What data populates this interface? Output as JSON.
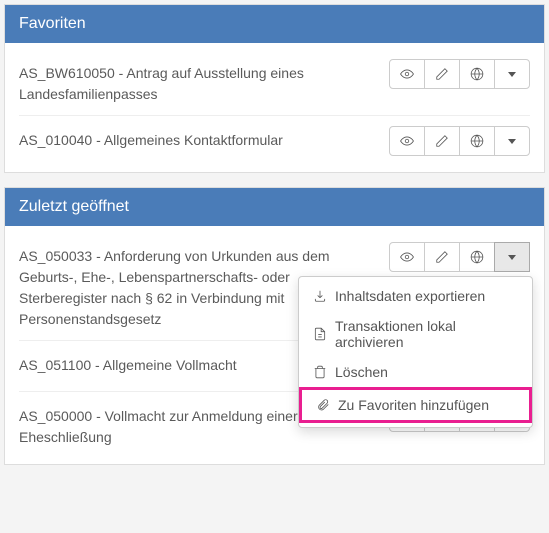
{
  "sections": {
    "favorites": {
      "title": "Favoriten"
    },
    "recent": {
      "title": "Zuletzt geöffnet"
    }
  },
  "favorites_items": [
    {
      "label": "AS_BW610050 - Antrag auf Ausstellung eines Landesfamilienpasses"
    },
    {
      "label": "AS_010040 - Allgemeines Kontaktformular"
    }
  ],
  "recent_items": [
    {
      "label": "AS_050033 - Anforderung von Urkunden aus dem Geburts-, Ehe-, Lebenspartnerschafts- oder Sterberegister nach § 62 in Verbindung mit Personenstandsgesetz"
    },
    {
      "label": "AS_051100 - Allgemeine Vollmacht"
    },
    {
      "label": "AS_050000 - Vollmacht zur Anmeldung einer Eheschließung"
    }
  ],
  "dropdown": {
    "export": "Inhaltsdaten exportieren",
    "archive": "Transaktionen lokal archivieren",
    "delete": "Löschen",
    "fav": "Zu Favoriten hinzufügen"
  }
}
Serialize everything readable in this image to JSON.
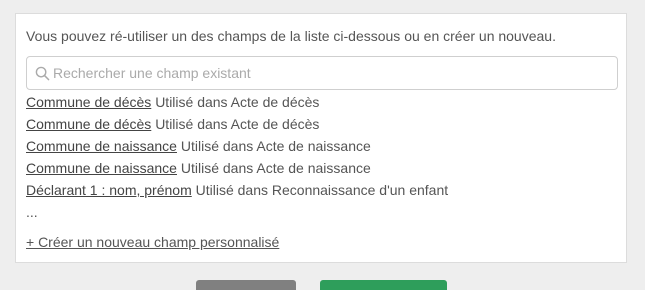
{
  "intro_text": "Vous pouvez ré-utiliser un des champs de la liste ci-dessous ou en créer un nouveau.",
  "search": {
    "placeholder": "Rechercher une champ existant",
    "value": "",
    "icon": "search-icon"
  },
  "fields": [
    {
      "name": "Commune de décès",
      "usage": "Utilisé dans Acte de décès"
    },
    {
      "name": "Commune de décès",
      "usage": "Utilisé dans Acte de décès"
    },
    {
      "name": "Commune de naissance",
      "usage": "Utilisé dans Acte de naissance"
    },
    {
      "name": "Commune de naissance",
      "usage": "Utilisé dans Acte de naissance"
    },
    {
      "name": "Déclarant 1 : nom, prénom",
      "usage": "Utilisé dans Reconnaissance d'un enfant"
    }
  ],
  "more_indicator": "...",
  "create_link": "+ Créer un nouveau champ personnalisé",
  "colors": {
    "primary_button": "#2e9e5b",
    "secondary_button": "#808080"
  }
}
_ _ _ _ _
— SHORT PROBLEM —
Leaving all pictures aside, quote each record exactly.

— SOLUTION TO THE PROBLEM —
What data populates this interface? Output as JSON.
{
  "sections": {
    "favorites": {
      "title": "Favoriten"
    },
    "recent": {
      "title": "Zuletzt geöffnet"
    }
  },
  "favorites_items": [
    {
      "label": "AS_BW610050 - Antrag auf Ausstellung eines Landesfamilienpasses"
    },
    {
      "label": "AS_010040 - Allgemeines Kontaktformular"
    }
  ],
  "recent_items": [
    {
      "label": "AS_050033 - Anforderung von Urkunden aus dem Geburts-, Ehe-, Lebenspartnerschafts- oder Sterberegister nach § 62 in Verbindung mit Personenstandsgesetz"
    },
    {
      "label": "AS_051100 - Allgemeine Vollmacht"
    },
    {
      "label": "AS_050000 - Vollmacht zur Anmeldung einer Eheschließung"
    }
  ],
  "dropdown": {
    "export": "Inhaltsdaten exportieren",
    "archive": "Transaktionen lokal archivieren",
    "delete": "Löschen",
    "fav": "Zu Favoriten hinzufügen"
  }
}
Serialize everything readable in this image to JSON.
{
  "intro_text": "Vous pouvez ré-utiliser un des champs de la liste ci-dessous ou en créer un nouveau.",
  "search": {
    "placeholder": "Rechercher une champ existant",
    "value": "",
    "icon": "search-icon"
  },
  "fields": [
    {
      "name": "Commune de décès",
      "usage": "Utilisé dans Acte de décès"
    },
    {
      "name": "Commune de décès",
      "usage": "Utilisé dans Acte de décès"
    },
    {
      "name": "Commune de naissance",
      "usage": "Utilisé dans Acte de naissance"
    },
    {
      "name": "Commune de naissance",
      "usage": "Utilisé dans Acte de naissance"
    },
    {
      "name": "Déclarant 1 : nom, prénom",
      "usage": "Utilisé dans Reconnaissance d'un enfant"
    }
  ],
  "more_indicator": "...",
  "create_link": "+ Créer un nouveau champ personnalisé",
  "colors": {
    "primary_button": "#2e9e5b",
    "secondary_button": "#808080"
  }
}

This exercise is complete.